**Task to carry out**
Copy out every line containing the word "title".
_ _ _ _ _
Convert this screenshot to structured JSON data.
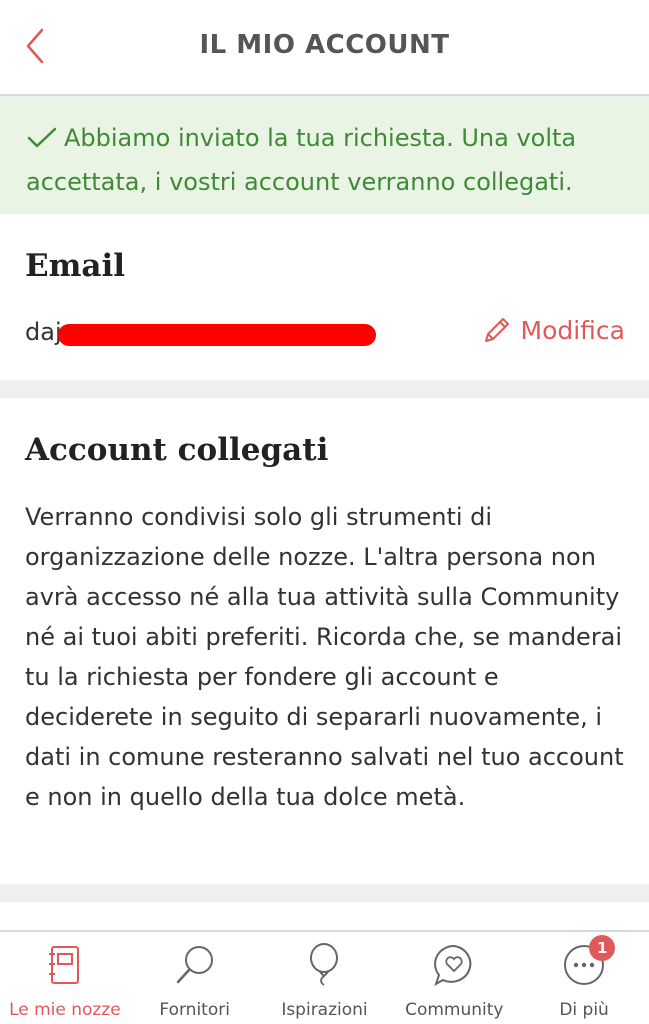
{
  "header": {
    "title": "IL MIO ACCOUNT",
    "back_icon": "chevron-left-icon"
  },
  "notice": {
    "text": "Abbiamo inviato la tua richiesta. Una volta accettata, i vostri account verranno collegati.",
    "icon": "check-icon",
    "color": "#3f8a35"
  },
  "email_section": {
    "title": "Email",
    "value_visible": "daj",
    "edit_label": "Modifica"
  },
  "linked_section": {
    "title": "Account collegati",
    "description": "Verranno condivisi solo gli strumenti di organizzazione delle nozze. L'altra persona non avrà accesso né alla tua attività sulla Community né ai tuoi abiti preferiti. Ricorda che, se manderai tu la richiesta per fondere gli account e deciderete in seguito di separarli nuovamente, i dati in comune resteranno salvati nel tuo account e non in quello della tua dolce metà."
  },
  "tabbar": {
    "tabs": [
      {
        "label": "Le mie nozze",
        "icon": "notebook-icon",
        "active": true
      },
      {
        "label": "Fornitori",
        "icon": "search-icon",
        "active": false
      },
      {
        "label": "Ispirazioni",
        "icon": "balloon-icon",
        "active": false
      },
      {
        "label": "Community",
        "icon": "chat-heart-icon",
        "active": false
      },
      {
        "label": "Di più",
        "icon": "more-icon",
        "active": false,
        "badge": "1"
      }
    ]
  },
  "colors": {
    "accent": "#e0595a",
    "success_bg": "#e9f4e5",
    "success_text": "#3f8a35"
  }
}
_ _ _ _ _
**Complete answer**
    "title": "IL MIO ACCOUNT",
    "title": "Email",
    "title": "Account collegati",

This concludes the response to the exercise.